[Start Given records]

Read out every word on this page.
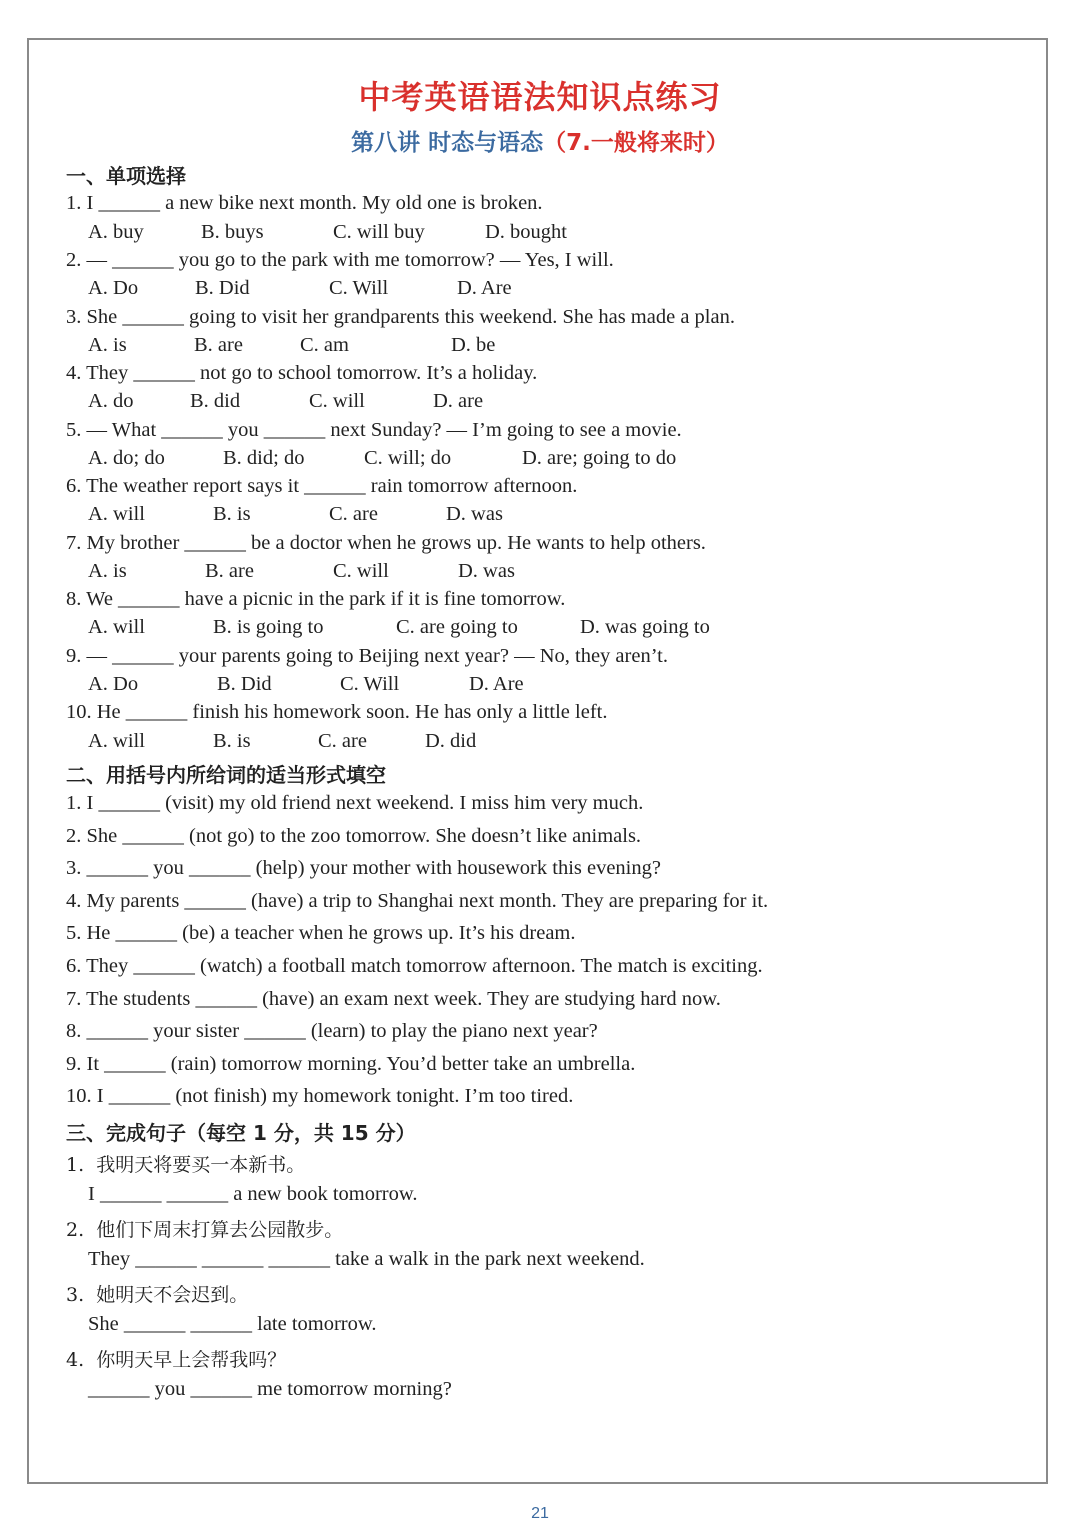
中考英语语法知识点练习
第八讲 时态与语态（7.一般将来时）
一、单项选择
1. I ______ a new bike next month. My old one is broken.
A. buy	B. buys	C. will buy	D. bought
2. — ______ you go to the park with me tomorrow? — Yes, I will.
A. Do	B. Did	C. Will	D. Are
3. She ______ going to visit her grandparents this weekend. She has made a plan.
A. is	B. are	C. am	D. be
4. They ______ not go to school tomorrow. It’s a holiday.
A. do	B. did	C. will	D. are
5. — What ______ you ______ next Sunday? — I’m going to see a movie.
A. do; do	B. did; do	C. will; do	D. are; going to do
6. The weather report says it ______ rain tomorrow afternoon.
A. will	B. is	C. are	D. was
7. My brother ______ be a doctor when he grows up. He wants to help others.
A. is	B. are	C. will	D. was
8. We ______ have a picnic in the park if it is fine tomorrow.
A. will	B. is going to	C. are going to	D. was going to
9. — ______ your parents going to Beijing next year? — No, they aren’t.
A. Do	B. Did	C. Will	D. Are
10. He ______ finish his homework soon. He has only a little left.
A. will	B. is	C. are	D. did
二、用括号内所给词的适当形式填空
1. I ______ (visit) my old friend next weekend. I miss him very much.
2. She ______ (not go) to the zoo tomorrow. She doesn’t like animals.
3. ______ you ______ (help) your mother with housework this evening?
4. My parents ______ (have) a trip to Shanghai next month. They are preparing for it.
5. He ______ (be) a teacher when he grows up. It’s his dream.
6. They ______ (watch) a football match tomorrow afternoon. The match is exciting.
7. The students ______ (have) an exam next week. They are studying hard now.
8. ______ your sister ______ (learn) to play the piano next year?
9. It ______ (rain) tomorrow morning. You’d better take an umbrella.
10. I ______ (not finish) my homework tonight. I’m too tired.
三、完成句子（每空 1 分，共 15 分）
1.  我明天将要买一本新书。
I ______ ______ a new book tomorrow.
2.  他们下周末打算去公园散步。
They ______ ______ ______ take a walk in the park next weekend.
3.  她明天不会迟到。
She ______ ______ late tomorrow.
4.  你明天早上会帮我吗？
______ you ______ me tomorrow morning?
21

[End Given records]

◆ The exercise
Copy out the lines that hold "afternoon".

◆ Problem solution
6. The weather report says it ______ rain tomorrow afternoon.
6. They ______ (watch) a football match tomorrow afternoon. The match is exciting.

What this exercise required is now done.